[Records from a collection of figures]
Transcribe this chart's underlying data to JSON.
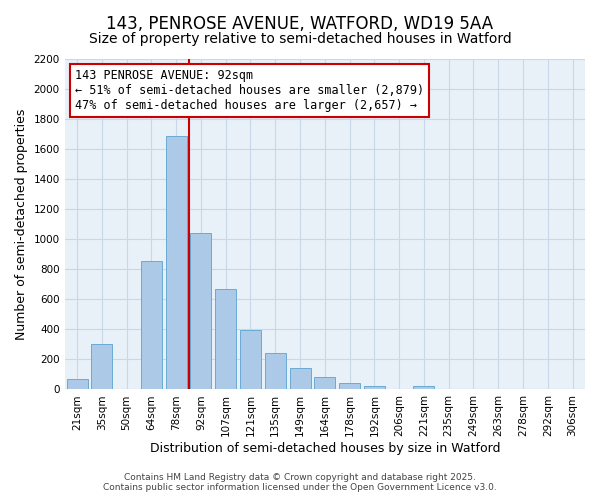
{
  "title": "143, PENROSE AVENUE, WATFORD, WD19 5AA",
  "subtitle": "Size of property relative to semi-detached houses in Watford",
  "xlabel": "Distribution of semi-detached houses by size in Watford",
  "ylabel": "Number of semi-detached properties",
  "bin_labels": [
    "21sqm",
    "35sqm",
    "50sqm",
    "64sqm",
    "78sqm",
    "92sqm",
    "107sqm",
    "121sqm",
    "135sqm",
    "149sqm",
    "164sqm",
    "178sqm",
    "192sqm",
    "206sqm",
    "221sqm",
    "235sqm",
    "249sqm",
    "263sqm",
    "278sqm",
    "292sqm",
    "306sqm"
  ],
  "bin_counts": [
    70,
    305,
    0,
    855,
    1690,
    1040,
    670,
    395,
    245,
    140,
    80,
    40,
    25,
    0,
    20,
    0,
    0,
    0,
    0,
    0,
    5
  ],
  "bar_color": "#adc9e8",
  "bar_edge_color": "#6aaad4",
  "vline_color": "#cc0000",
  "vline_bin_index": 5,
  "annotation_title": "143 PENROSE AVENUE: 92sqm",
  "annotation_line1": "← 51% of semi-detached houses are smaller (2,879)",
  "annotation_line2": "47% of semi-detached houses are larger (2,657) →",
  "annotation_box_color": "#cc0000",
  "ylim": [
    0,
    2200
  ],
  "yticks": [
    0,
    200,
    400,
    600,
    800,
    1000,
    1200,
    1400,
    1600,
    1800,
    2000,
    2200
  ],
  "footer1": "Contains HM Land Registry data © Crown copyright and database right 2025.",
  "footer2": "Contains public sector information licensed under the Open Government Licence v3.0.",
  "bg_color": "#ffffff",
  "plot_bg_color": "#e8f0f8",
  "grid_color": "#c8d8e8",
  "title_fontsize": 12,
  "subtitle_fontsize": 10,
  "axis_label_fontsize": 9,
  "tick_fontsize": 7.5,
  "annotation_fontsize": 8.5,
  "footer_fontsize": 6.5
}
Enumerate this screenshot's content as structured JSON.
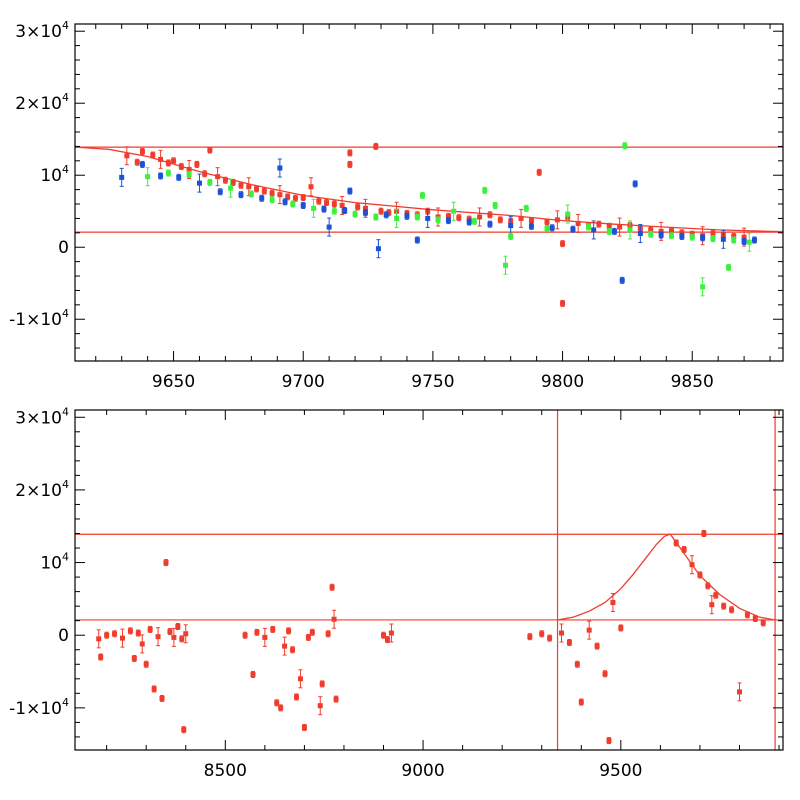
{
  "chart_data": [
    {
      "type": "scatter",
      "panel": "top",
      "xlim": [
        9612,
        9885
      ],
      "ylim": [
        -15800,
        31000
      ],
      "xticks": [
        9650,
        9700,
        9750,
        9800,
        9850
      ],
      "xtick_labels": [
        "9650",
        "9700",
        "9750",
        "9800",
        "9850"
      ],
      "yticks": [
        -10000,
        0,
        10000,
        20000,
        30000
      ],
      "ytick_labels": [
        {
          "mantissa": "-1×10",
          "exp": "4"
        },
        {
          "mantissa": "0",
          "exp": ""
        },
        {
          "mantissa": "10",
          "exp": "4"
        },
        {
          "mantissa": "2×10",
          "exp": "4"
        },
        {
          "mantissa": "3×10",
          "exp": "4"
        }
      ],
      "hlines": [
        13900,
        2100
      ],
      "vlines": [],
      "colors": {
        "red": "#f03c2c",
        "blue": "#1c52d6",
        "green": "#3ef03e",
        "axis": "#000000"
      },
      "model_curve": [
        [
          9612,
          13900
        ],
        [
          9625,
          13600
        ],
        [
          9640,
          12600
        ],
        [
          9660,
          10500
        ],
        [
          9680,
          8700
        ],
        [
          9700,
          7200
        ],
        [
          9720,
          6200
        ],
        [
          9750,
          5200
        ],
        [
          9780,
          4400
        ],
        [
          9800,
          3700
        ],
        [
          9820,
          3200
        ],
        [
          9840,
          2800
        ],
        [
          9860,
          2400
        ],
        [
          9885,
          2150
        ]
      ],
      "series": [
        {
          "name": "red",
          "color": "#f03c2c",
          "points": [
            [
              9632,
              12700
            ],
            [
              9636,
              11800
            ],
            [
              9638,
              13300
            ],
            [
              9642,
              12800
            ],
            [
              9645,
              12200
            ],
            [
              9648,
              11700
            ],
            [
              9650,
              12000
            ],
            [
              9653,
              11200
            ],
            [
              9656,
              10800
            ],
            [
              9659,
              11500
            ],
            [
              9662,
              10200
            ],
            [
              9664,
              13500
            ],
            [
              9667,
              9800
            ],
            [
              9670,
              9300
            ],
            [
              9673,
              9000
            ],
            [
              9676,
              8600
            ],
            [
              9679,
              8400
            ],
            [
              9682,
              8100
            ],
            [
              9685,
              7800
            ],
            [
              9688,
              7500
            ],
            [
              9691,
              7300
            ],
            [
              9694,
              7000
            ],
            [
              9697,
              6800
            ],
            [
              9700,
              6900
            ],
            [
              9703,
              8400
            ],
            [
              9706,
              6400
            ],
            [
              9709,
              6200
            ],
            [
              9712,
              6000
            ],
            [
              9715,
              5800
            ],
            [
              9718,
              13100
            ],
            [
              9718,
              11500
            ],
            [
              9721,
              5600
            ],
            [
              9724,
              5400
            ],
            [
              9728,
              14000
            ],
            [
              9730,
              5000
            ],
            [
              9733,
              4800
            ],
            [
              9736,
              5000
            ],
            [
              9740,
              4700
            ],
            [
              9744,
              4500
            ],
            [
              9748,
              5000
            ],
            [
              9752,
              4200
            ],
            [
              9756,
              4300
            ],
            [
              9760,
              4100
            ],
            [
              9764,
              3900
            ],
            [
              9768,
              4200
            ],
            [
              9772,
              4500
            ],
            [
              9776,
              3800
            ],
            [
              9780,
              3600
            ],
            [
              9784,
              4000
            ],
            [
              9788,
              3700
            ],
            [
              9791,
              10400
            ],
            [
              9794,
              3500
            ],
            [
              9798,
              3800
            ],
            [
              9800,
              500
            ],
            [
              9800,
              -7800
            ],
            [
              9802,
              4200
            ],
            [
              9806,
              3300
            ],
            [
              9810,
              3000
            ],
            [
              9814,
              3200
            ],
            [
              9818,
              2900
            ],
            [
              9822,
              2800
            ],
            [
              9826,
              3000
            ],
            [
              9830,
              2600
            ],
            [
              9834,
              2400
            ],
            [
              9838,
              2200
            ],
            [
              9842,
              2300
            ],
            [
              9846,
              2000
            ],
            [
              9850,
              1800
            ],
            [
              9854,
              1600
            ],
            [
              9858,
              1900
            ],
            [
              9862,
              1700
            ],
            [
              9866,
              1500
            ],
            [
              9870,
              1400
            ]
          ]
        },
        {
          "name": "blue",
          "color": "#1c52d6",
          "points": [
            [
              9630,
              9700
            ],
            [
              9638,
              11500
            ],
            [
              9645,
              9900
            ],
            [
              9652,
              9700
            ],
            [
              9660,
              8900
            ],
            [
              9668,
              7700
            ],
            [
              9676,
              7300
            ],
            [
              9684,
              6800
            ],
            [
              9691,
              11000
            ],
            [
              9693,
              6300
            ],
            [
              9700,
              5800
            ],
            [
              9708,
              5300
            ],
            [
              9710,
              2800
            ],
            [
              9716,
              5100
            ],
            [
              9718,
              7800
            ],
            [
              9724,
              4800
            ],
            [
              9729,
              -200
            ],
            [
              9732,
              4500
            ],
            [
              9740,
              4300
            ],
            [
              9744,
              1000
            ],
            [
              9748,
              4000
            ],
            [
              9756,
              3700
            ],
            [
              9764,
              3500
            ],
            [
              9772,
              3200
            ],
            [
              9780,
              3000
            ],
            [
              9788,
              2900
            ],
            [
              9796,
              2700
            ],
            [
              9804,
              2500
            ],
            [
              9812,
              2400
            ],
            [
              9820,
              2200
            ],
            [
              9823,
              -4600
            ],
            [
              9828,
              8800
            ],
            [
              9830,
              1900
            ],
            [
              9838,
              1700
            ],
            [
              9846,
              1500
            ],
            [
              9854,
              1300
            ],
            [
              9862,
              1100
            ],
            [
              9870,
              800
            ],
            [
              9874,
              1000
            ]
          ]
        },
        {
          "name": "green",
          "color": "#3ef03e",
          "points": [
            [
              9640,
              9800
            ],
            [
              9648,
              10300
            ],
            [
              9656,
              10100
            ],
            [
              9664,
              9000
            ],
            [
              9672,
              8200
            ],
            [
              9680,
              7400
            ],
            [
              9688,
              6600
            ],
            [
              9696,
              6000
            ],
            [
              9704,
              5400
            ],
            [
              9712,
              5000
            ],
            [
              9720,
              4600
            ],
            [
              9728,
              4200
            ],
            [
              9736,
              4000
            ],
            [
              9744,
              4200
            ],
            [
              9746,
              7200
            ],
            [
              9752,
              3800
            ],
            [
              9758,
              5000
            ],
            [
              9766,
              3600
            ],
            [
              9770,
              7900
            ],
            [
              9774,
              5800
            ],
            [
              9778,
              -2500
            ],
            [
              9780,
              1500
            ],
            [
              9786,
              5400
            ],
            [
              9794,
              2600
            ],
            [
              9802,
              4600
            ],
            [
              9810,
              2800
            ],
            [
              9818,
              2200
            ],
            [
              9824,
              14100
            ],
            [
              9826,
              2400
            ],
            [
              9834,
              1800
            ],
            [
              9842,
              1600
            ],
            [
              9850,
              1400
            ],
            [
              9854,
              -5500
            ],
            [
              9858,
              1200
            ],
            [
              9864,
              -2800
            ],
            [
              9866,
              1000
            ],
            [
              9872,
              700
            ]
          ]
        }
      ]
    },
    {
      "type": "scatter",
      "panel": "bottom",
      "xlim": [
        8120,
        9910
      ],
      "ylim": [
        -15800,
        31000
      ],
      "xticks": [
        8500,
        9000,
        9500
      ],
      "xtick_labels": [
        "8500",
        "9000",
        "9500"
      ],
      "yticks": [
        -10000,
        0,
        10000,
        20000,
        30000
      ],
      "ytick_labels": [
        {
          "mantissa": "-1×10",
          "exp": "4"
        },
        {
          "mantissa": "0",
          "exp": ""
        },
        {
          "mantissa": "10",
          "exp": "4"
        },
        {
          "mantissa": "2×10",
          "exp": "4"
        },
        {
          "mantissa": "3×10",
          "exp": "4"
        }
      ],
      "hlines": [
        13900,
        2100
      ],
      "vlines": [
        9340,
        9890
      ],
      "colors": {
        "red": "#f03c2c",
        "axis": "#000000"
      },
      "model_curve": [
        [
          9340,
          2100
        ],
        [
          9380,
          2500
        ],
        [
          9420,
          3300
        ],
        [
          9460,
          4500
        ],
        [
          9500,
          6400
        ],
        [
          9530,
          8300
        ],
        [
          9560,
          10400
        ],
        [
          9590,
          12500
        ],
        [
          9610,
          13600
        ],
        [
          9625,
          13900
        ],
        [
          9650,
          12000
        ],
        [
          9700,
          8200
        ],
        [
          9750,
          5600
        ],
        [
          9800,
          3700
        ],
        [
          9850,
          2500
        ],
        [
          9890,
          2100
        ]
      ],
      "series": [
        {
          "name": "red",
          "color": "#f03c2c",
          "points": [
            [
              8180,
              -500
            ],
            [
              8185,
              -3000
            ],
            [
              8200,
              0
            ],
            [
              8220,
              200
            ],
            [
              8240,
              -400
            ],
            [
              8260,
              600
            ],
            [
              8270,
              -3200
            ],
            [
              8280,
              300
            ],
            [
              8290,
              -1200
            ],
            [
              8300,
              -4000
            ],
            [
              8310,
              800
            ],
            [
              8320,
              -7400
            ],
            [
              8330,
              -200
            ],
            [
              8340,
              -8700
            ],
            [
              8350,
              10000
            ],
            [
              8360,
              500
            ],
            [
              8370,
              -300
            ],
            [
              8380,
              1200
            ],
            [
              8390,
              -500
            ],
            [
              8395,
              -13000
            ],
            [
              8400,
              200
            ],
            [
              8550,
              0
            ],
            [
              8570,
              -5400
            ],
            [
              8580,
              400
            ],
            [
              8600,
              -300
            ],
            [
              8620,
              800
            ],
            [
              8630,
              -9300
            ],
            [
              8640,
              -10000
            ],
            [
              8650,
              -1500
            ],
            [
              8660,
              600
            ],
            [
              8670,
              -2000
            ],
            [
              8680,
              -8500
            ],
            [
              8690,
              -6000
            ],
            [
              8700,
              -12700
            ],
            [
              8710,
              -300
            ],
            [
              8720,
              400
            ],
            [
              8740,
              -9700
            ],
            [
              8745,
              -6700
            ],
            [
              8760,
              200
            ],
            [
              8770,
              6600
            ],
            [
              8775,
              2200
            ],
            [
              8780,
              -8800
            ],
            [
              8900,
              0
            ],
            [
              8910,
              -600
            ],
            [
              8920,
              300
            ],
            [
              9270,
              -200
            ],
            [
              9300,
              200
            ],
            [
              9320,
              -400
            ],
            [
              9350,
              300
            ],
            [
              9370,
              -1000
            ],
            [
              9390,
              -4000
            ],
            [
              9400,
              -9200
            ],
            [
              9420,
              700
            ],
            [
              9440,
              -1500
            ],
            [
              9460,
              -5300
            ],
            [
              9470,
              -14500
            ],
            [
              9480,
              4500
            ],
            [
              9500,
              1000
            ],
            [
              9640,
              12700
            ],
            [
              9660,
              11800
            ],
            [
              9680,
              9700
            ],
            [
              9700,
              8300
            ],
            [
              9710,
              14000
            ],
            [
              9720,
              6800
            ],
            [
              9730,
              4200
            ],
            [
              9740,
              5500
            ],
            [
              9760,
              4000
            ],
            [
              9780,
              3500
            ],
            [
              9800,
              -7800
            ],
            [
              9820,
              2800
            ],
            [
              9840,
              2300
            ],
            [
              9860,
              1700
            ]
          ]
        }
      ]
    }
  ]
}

> _SET EXERCISE_
Show all lines from the listing above in which "this" appears.

> _TASK RESULT_
Transcribe this chart's underlying data to JSON.
Enumerate this screenshot's content as structured JSON.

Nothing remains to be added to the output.